▶ _JOB 1_
In the passage about the historic buildings, who designed Building E?

[Start DOCUMENT EXTRACT]

Building C, also known as the Administration Building, is a Greek Revival building designed by Minard Lafever and constructed from 1831 to 1883; it is Lafever's oldest surviving work. The building consists of two stories as well as a raised basement and an attic, and it is rectangular in plan with a gable roof. The main entrance contains a set of steps underneath a stone portico, consisting of eight columns supporting a classic pediment. The sides of building C are eight bays wide, while the rear elevation is made of brick. Single-story passageways extend east to building D, west to building B, and south to an annex.

Building C was originally an administrative building, though it also included bedrooms, kitchens, dining rooms, washrooms, and recreational rooms. The portico entrance leads to a main hall that is  stories high, with a vaulted ceiling containing a dome in the center, as well as ash floors. Nine doorways lead from the main hall to other rooms on the first floor, while the three passageways to the other buildings are at the center of the eastern, western, and southern walls. A staircase on the left (east) side of the main hall, with iron railings and wooden wainscoted walls, connects the first and second floors. The second floor consists of a balcony surrounding the main hall with a cast-iron railing. There are fourteen doorways leading off the second floor balcony. The vaulted ceiling rises from brackets at all four corners of the main hall. Various maritime-themed decorative elements and carvings are located on the ceiling and walls, and there are two clerestory windows on the north and south walls resembling the sun and moon. 

Building C's interior was renovated in 1884. The rotunda was again restored in the 1990s. Building C houses part of the Newhouse Center for Contemporary Art.

Building D
Building D was designed by Minard Lafever and constructed from 1831 to 1841. It is two stories high with an attic and a high basement, and it is rectangular in plan with a gable roof. The front facade is made of smooth stone and contains a small porch with a gable. The structure was initially intended as a dormitory building. Building D has housed the Noble Maritime Collection since 1992.

Building E
Building E was designed by Richard Smyth and constructed in 1880. The building consists of two stories as well as a raised basement and an attic, and it is rectangular in plan with a gable roof. The main entrance contains a set of steps underneath a stone portico, consisting of six columns supporting a classic pediment. The structure was initially intended as a dormitory building. Building E is not open to the public .

Veteran's Memorial Hall 

The Veteran's Memorial Hall, formerly the chapel, was designed by local builder James Solomon and constructed between 1855 and 1856. Stylistically, it was a "transitional" building, with stylistic elements mainly rooted in Italianate architecture as well as some elements of Greek Revival architecture. The design of the chapel is based on that of a typical New England church. The chapel contains a gable roof. The front entrance consists of a tower with a belfry projecting from the front end of the chapel. The entrance leads to a plaster-walled vestibule with three round arches and three plaques. The brick facade has six round-arched windows on each side, separated by pilasters. At the rear is a one-story extension with an office and sacristy. The chapel has stained glass windows inside.

[End DOCUMENT EXTRACT]
[Start EXTRACTED DATA]

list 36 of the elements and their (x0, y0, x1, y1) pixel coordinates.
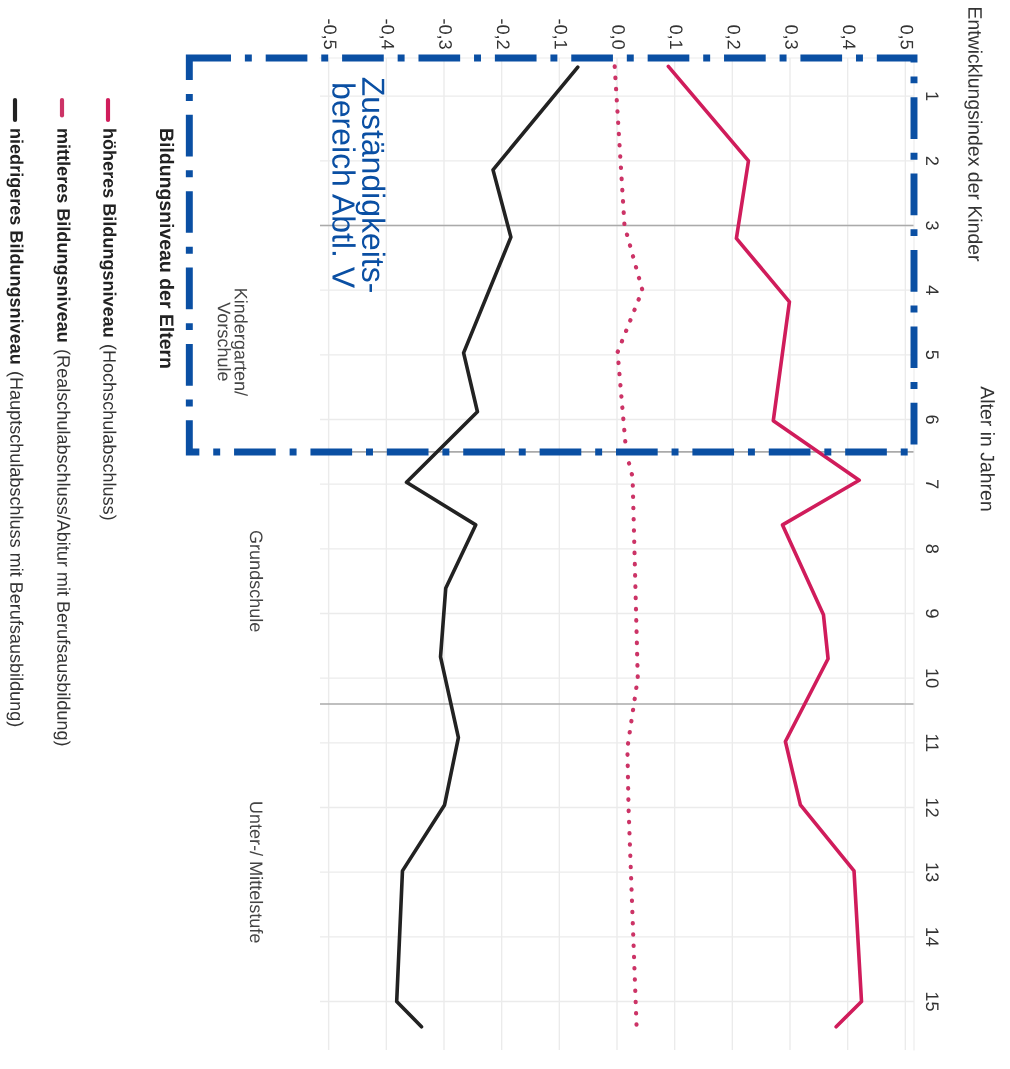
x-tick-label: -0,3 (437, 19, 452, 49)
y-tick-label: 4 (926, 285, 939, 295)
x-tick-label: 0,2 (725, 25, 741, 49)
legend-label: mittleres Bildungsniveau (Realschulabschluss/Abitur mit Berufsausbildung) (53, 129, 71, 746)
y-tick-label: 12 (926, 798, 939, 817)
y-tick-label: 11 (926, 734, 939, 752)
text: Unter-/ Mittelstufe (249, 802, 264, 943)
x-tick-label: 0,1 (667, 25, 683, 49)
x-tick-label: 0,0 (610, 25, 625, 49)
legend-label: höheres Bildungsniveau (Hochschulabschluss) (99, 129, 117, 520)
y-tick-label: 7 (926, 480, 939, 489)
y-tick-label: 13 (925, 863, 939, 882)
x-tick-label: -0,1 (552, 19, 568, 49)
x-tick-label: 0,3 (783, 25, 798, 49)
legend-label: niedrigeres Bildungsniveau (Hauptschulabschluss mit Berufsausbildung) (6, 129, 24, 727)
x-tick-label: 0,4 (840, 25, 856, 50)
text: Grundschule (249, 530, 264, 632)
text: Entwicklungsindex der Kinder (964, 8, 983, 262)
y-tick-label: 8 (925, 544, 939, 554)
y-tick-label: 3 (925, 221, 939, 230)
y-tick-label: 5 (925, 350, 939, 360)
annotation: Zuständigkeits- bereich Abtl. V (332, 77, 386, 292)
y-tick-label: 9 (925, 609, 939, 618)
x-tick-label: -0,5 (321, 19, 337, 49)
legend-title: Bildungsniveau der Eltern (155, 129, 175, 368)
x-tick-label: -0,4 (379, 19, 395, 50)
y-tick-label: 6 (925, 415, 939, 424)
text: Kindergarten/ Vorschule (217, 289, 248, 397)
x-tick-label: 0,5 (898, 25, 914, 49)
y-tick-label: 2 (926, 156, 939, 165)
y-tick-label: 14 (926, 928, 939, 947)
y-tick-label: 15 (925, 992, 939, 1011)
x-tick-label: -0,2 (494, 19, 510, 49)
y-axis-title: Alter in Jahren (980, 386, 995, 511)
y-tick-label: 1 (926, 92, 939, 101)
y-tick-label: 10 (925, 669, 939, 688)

[End EXTRACTED DATA]
[Start EXTRACTED DATA]

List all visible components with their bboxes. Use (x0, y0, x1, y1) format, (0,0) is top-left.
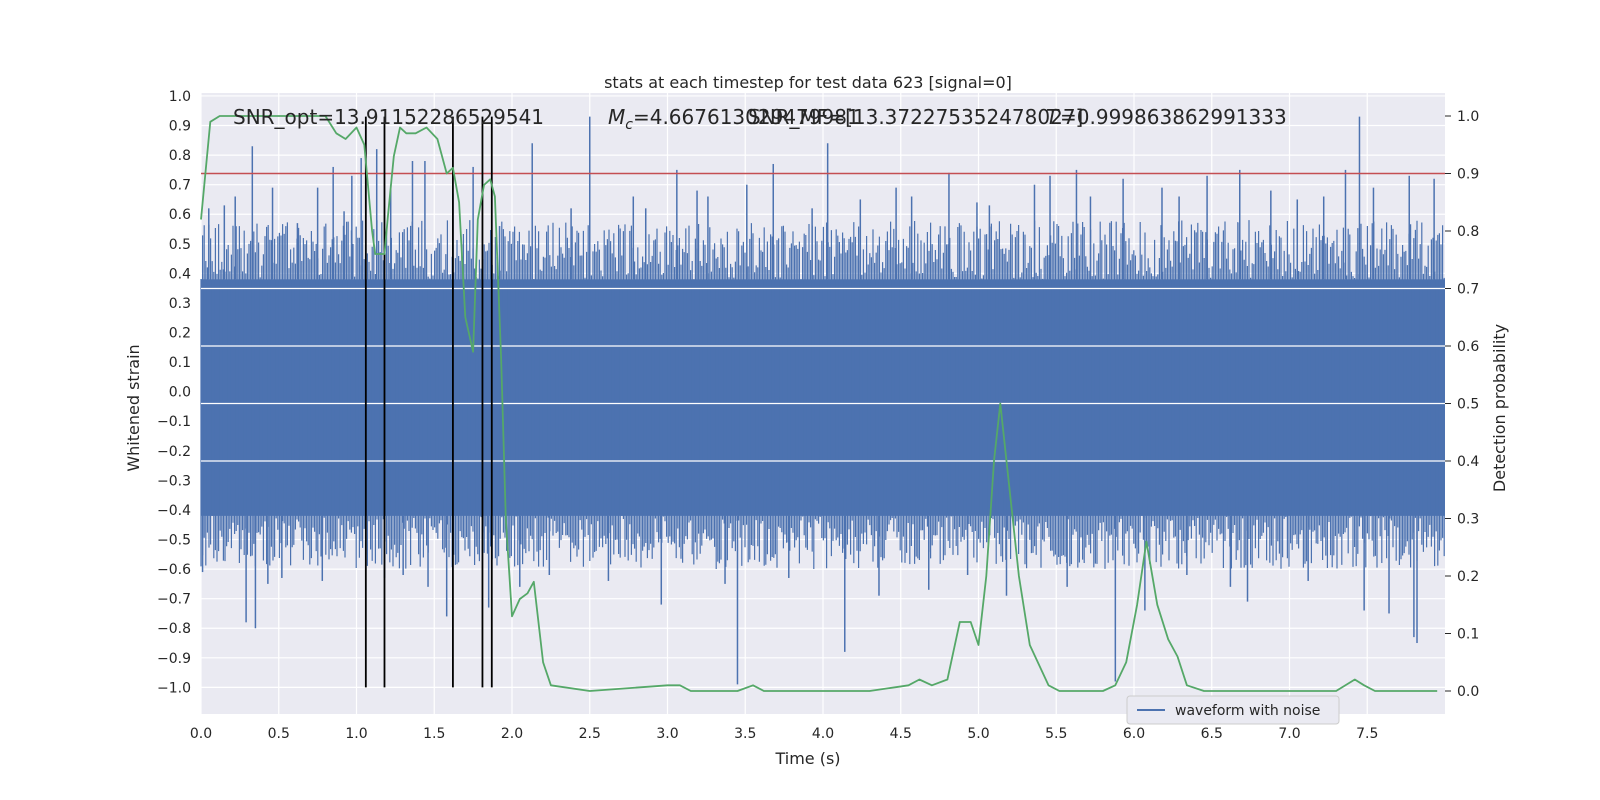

[End EXTRACTED DATA]

▶ _JOB 2_
In the records, from the line with "list 36 of the" up to and including the line with "y-tick-label: 10 (925, 669, 939, 688)", switch "x-tick-label" to "x-axis-label" everywhere and give those lines again with nothing else changed. Leave the pictures out of your answer.

▶ _WRITTEN REPLY 1_
Richard Smyth

▶ _WRITTEN REPLY 2_
list 36 of the elements and their (x0, y0, x1, y1) pixel coordinates.
x-axis-label: -0,3 (437, 19, 452, 49)
y-tick-label: 4 (926, 285, 939, 295)
x-axis-label: 0,2 (725, 25, 741, 49)
legend-label: mittleres Bildungsniveau (Realschulabschluss/Abitur mit Berufsausbildung) (53, 129, 71, 746)
y-tick-label: 12 (926, 798, 939, 817)
y-tick-label: 11 (926, 734, 939, 752)
text: Unter-/ Mittelstufe (249, 802, 264, 943)
x-axis-label: 0,1 (667, 25, 683, 49)
x-axis-label: 0,0 (610, 25, 625, 49)
legend-label: höheres Bildungsniveau (Hochschulabschluss) (99, 129, 117, 520)
y-tick-label: 7 (926, 480, 939, 489)
y-tick-label: 13 (925, 863, 939, 882)
x-axis-label: -0,1 (552, 19, 568, 49)
x-axis-label: 0,3 (783, 25, 798, 49)
legend-label: niedrigeres Bildungsniveau (Hauptschulabschluss mit Berufsausbildung) (6, 129, 24, 727)
x-axis-label: 0,4 (840, 25, 856, 50)
text: Grundschule (249, 530, 264, 632)
text: Entwicklungsindex der Kinder (964, 8, 983, 262)
y-tick-label: 8 (925, 544, 939, 554)
y-tick-label: 3 (925, 221, 939, 230)
y-tick-label: 5 (925, 350, 939, 360)
annotation: Zuständigkeits- bereich Abtl. V (332, 77, 386, 292)
y-tick-label: 9 (925, 609, 939, 618)
x-axis-label: -0,5 (321, 19, 337, 49)
legend-title: Bildungsniveau der Eltern (155, 129, 175, 368)
x-axis-label: -0,4 (379, 19, 395, 50)
y-tick-label: 6 (925, 415, 939, 424)
text: Kindergarten/ Vorschule (217, 289, 248, 397)
x-axis-label: 0,5 (898, 25, 914, 49)
y-tick-label: 2 (926, 156, 939, 165)
y-tick-label: 14 (926, 928, 939, 947)
y-tick-label: 15 (925, 992, 939, 1011)
x-axis-label: -0,2 (494, 19, 510, 49)
y-axis-title: Alter in Jahren (980, 386, 995, 511)
y-tick-label: 1 (926, 92, 939, 101)
y-tick-label: 10 (925, 669, 939, 688)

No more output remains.